--- BEGIN ---

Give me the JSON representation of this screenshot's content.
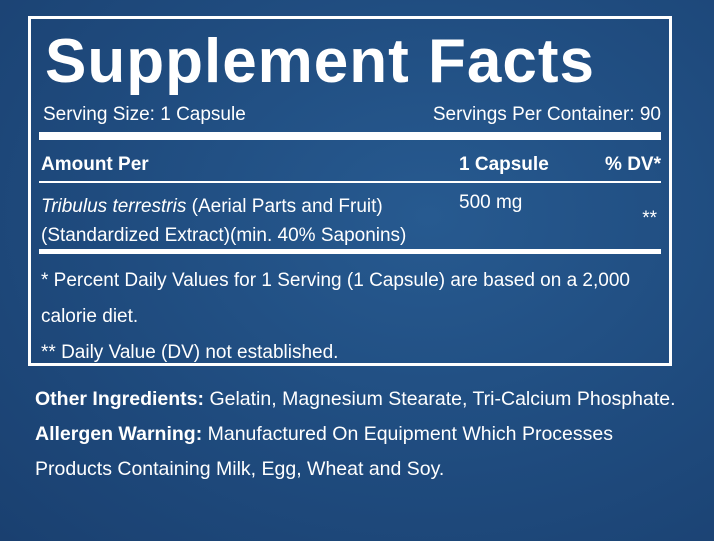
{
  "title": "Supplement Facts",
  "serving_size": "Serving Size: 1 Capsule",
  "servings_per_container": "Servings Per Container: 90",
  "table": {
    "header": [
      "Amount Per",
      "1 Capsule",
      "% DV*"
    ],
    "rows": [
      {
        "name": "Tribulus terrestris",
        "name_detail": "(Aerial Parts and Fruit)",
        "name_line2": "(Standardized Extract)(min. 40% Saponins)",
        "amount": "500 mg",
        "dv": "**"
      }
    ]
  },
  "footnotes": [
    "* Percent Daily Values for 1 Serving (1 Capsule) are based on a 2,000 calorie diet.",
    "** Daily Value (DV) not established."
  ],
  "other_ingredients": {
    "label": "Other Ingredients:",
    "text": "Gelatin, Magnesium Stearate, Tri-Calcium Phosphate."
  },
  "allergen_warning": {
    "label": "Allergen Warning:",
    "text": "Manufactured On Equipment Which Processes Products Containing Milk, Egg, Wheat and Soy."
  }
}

--- END ---
--- BEGIN ---

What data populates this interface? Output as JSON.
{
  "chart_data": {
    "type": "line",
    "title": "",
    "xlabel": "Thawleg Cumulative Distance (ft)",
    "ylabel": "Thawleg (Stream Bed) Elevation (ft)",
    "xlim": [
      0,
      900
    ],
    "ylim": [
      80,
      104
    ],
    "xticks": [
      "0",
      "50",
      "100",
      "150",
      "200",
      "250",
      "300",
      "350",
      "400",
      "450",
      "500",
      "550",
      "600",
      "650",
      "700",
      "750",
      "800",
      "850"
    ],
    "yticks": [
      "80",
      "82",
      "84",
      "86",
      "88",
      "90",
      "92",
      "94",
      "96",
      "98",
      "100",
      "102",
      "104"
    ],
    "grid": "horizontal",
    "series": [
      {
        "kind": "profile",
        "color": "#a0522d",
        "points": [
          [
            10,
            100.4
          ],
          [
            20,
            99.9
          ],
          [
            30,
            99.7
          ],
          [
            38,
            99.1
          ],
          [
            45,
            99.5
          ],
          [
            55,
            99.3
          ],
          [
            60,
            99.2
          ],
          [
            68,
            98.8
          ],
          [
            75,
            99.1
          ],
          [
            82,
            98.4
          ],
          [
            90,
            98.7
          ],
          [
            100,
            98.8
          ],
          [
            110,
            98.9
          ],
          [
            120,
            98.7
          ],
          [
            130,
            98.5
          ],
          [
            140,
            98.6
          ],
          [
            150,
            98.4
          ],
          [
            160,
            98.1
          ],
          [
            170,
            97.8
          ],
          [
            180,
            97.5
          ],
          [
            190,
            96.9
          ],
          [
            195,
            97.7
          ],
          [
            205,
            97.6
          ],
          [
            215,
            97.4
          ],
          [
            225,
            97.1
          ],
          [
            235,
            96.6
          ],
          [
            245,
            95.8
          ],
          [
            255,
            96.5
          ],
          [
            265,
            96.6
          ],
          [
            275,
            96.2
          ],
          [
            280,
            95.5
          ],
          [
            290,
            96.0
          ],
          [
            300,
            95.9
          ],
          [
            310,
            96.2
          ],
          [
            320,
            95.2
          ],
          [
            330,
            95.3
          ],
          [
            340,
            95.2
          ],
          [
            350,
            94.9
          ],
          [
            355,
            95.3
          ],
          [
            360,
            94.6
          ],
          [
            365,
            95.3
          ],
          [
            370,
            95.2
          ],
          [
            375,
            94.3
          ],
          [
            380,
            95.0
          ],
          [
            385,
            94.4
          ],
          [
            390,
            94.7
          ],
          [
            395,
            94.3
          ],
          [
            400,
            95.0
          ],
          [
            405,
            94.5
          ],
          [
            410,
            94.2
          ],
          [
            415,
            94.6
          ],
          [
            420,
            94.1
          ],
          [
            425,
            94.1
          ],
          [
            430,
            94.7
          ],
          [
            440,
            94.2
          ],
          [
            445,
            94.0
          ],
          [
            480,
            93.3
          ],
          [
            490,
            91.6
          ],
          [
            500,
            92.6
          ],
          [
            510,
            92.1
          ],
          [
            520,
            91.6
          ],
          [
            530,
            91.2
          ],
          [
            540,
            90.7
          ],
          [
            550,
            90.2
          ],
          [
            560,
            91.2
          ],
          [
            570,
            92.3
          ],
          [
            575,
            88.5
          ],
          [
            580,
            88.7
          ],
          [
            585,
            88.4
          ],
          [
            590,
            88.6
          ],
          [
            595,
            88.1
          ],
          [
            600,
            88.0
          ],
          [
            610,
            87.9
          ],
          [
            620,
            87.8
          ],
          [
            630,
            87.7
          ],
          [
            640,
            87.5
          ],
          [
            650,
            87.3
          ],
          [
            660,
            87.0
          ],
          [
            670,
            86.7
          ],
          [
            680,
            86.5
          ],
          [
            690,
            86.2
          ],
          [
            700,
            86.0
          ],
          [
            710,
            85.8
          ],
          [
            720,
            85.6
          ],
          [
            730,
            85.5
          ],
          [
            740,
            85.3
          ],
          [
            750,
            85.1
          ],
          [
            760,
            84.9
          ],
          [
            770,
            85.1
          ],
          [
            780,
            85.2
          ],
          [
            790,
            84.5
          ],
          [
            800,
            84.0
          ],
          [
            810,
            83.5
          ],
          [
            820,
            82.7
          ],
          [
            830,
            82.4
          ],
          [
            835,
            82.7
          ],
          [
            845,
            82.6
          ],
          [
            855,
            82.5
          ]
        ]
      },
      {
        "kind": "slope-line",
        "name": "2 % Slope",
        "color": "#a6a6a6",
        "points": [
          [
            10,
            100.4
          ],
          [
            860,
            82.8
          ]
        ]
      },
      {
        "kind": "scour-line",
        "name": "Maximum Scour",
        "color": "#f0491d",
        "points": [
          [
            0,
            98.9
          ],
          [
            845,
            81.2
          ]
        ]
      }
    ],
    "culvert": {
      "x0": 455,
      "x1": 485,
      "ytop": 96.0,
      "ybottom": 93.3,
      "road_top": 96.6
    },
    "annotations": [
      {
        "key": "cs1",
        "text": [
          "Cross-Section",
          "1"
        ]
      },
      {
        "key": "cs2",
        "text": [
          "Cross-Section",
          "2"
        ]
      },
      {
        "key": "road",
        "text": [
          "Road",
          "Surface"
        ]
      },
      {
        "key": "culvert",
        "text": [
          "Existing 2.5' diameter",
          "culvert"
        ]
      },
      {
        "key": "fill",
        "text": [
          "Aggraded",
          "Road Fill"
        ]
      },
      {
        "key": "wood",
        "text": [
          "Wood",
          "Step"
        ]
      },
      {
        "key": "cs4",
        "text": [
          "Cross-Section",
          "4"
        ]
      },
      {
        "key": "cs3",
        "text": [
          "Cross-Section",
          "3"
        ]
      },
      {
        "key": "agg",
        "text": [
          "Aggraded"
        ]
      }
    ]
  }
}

--- END ---

| Work required |
Which lines hold the string "Thawleg"? List them all.

| Reply to the exercise |
    "xlabel": "Thawleg Cumulative Distance (ft)",
    "ylabel": "Thawleg (Stream Bed) Elevation (ft)",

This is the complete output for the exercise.